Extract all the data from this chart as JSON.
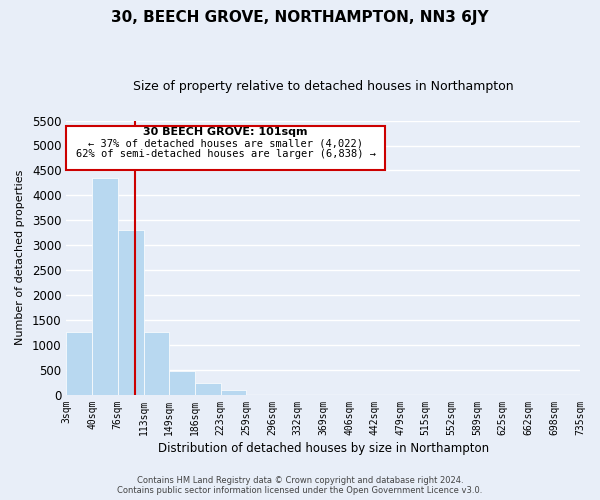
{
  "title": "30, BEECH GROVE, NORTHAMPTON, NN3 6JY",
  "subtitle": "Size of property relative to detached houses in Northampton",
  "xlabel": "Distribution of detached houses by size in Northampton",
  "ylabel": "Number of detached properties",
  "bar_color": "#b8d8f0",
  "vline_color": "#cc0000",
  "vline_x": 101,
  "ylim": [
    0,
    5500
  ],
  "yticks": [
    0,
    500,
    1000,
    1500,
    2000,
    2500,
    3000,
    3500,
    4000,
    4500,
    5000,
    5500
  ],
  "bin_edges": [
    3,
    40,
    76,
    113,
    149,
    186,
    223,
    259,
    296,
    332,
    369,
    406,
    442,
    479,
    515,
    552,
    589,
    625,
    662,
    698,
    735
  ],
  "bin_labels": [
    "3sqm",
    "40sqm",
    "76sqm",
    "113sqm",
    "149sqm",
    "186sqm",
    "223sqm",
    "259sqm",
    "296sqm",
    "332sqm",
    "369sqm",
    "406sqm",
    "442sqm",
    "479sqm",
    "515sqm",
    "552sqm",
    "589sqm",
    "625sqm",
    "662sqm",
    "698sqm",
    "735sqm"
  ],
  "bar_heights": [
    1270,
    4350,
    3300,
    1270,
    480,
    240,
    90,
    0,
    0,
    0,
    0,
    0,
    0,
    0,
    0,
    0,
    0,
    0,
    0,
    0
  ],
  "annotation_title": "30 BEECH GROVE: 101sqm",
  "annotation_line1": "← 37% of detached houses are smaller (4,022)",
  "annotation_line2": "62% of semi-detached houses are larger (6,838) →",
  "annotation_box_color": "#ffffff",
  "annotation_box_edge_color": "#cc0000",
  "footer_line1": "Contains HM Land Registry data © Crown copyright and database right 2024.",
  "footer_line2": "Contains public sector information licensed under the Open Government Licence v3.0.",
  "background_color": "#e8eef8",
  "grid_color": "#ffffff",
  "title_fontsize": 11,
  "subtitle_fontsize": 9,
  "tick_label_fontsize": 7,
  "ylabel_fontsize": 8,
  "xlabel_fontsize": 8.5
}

...

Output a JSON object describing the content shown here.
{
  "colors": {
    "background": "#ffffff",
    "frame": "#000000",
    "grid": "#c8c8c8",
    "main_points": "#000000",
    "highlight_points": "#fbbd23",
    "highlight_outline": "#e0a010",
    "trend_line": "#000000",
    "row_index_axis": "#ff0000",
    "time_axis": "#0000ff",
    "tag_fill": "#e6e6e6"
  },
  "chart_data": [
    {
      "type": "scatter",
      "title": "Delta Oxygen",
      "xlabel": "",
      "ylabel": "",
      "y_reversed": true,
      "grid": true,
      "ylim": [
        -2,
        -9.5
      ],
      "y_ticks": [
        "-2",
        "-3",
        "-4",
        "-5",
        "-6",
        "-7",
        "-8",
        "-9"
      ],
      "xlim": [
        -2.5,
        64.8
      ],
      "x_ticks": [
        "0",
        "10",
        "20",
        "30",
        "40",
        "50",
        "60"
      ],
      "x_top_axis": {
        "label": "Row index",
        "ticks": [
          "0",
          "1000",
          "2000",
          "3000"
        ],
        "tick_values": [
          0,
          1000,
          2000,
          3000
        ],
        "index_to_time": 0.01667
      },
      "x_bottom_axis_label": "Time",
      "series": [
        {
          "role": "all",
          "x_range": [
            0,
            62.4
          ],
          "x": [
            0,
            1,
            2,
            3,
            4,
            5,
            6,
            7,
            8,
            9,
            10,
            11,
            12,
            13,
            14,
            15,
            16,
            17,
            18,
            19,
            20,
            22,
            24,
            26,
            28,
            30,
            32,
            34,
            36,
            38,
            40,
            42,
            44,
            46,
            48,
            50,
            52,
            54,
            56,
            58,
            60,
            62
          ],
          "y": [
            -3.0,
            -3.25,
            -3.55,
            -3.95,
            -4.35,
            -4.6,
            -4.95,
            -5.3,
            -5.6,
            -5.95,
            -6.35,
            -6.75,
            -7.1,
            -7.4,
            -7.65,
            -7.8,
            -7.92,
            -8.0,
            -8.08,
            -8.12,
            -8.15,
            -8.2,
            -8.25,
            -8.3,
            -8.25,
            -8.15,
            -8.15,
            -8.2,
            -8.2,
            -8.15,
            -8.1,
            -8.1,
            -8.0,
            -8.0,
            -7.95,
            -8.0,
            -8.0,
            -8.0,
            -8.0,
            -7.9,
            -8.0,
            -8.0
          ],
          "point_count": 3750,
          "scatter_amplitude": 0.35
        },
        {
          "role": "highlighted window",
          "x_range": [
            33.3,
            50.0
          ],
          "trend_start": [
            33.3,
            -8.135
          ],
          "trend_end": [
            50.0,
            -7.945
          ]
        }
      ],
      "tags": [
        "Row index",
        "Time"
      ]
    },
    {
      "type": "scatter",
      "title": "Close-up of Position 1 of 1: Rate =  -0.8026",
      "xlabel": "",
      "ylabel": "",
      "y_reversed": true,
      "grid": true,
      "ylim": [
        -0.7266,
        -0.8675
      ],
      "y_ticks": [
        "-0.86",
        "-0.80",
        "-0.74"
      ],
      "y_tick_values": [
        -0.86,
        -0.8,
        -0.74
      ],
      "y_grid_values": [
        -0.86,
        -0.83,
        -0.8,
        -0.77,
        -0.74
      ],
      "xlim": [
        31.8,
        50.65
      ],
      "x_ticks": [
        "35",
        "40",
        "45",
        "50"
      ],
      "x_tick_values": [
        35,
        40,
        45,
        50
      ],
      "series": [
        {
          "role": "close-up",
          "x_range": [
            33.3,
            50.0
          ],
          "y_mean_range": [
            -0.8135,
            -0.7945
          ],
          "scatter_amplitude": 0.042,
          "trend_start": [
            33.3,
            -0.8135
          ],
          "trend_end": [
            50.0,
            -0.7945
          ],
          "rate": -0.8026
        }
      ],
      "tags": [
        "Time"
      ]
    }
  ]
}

...

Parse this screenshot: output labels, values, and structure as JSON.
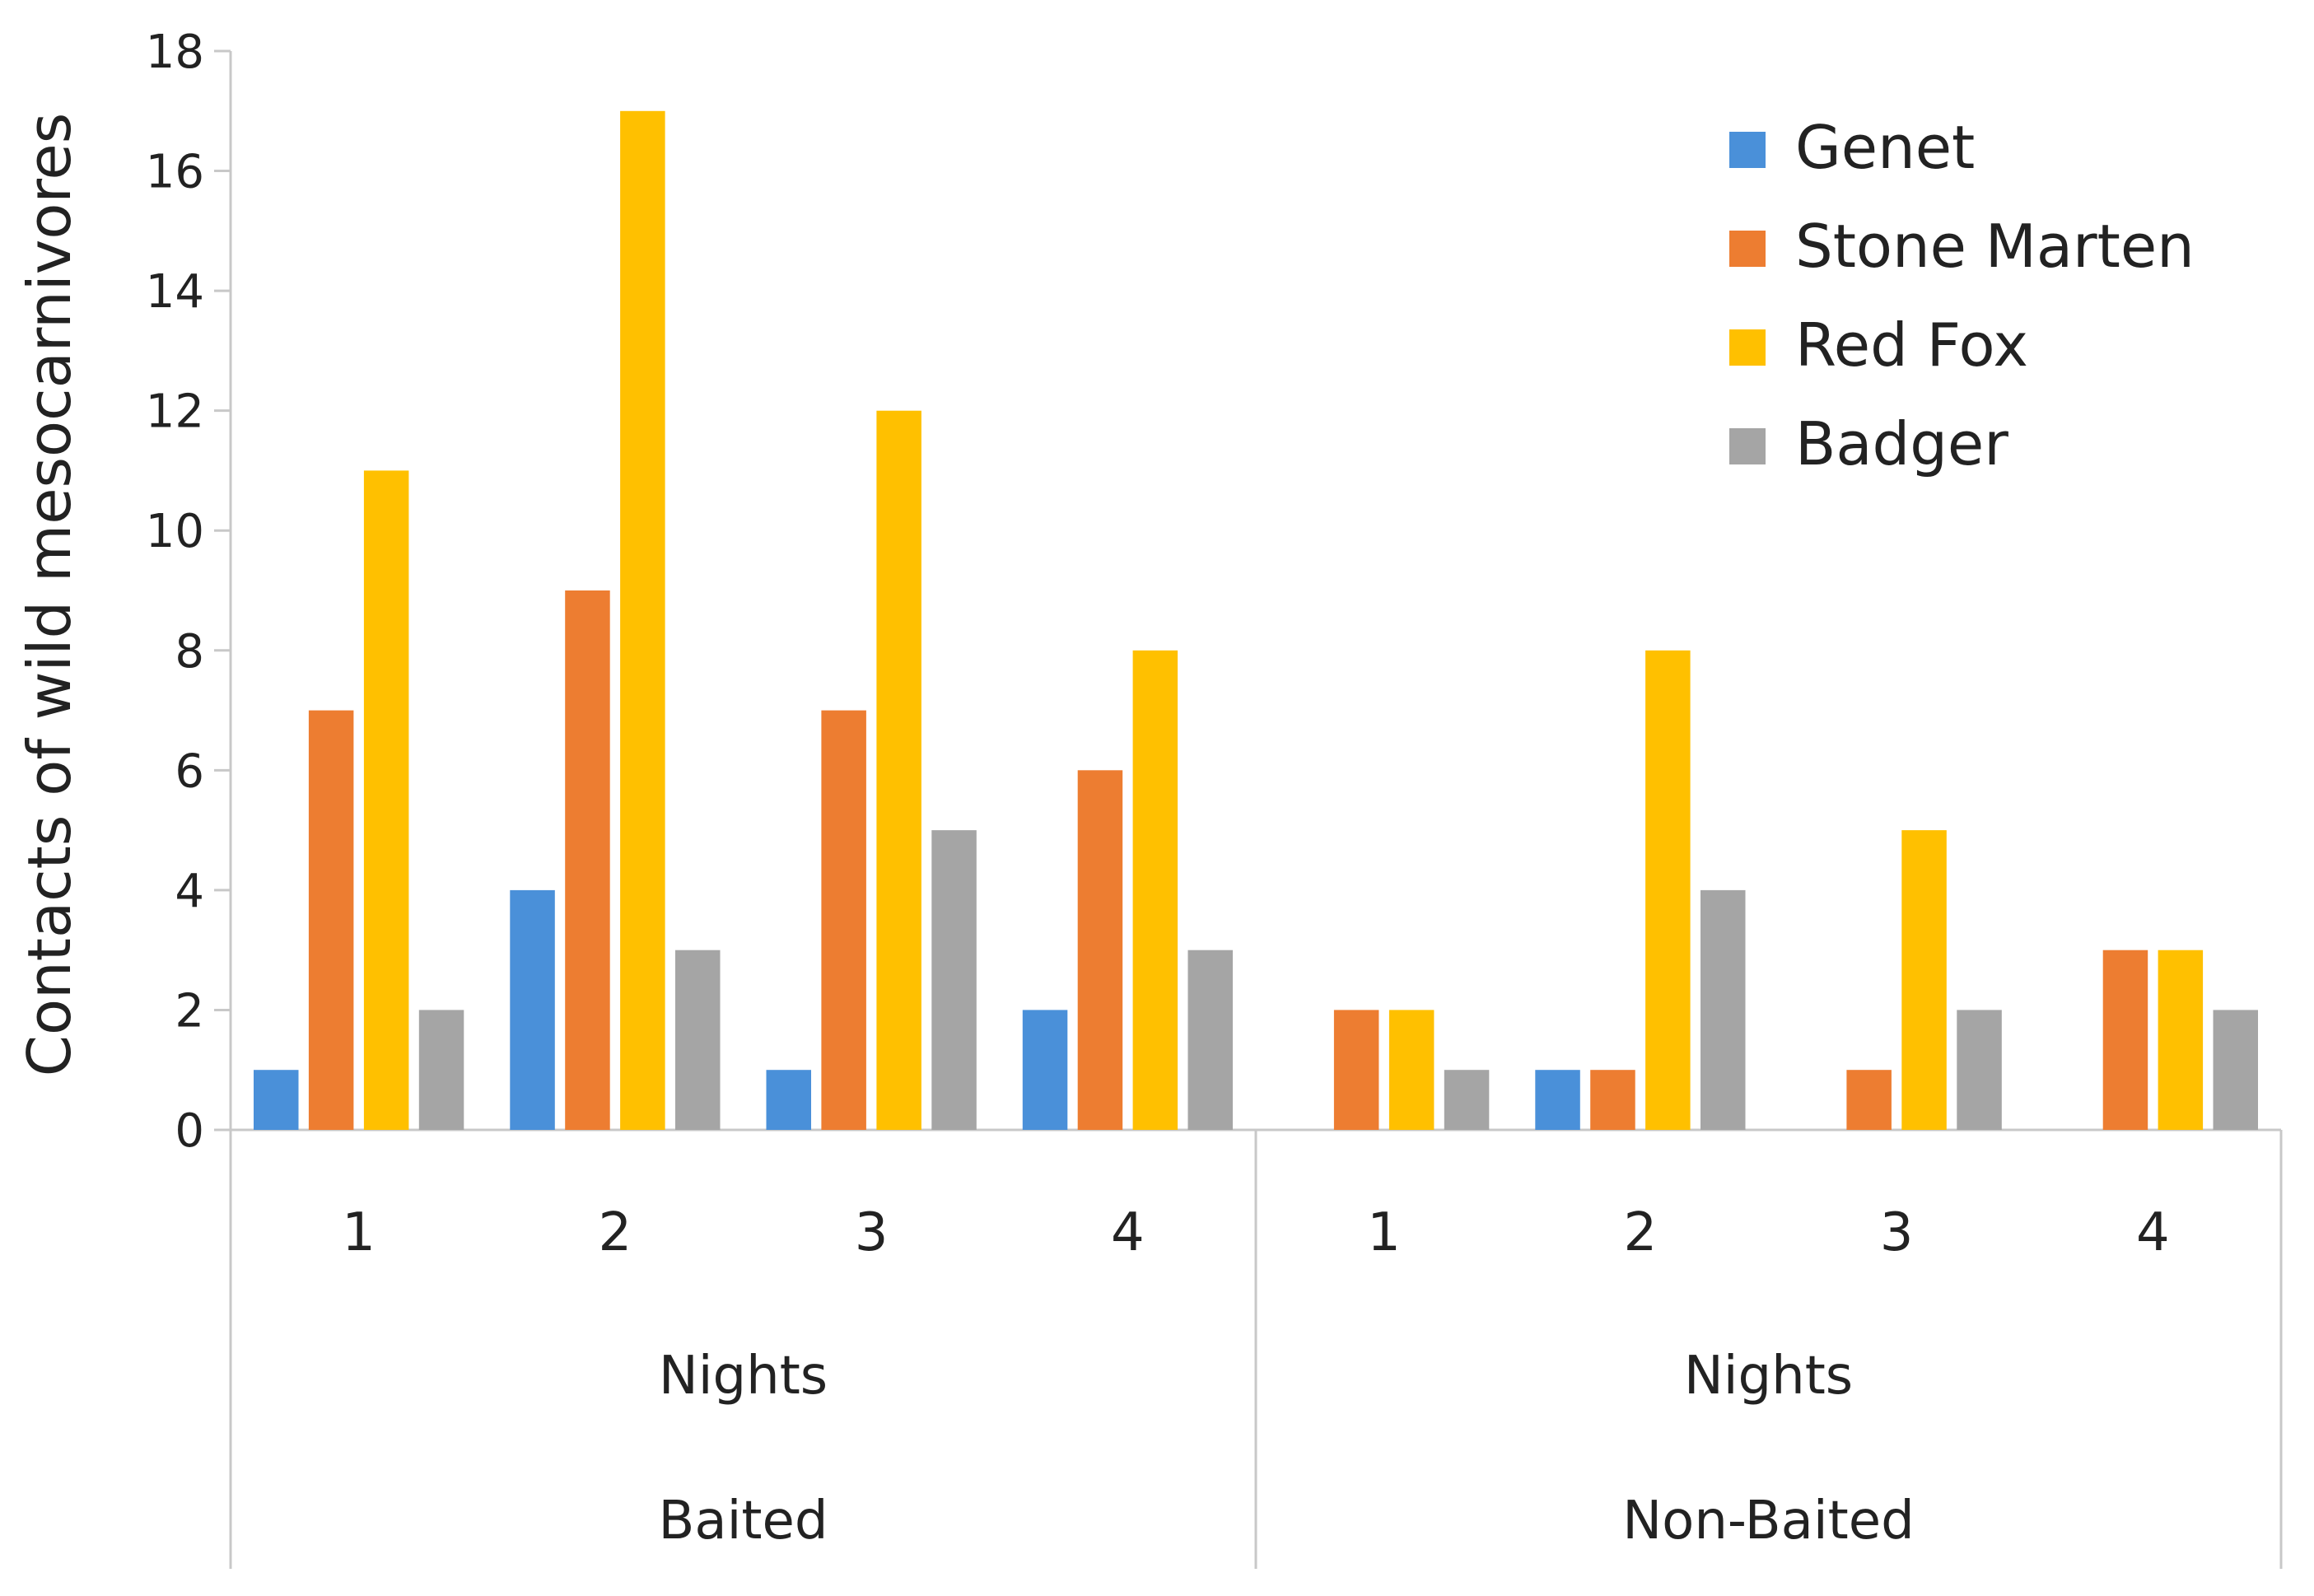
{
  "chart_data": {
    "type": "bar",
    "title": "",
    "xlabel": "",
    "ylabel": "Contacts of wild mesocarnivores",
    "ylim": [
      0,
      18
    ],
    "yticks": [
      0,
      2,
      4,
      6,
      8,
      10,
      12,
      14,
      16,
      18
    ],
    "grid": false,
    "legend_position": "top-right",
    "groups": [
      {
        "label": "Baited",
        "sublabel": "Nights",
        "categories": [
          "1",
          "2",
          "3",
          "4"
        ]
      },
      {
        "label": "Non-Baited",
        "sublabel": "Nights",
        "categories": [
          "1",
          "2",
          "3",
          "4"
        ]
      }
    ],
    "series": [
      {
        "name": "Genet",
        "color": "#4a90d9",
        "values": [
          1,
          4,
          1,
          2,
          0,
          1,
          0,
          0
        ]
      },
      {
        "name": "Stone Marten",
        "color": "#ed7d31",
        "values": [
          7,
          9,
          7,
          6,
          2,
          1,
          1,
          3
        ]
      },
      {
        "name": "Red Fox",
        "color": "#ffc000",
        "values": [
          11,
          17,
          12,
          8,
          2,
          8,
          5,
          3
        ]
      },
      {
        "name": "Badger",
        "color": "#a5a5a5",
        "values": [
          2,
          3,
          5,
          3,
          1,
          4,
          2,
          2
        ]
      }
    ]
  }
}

#### [Objective]
All lines that include "GROVE" are to be gathered and copied.

#### [Result]
  "title": "30, BEECH GROVE, NORTHAMPTON, NN3 6JY",
  "annotation_title": "30 BEECH GROVE: 101sqm",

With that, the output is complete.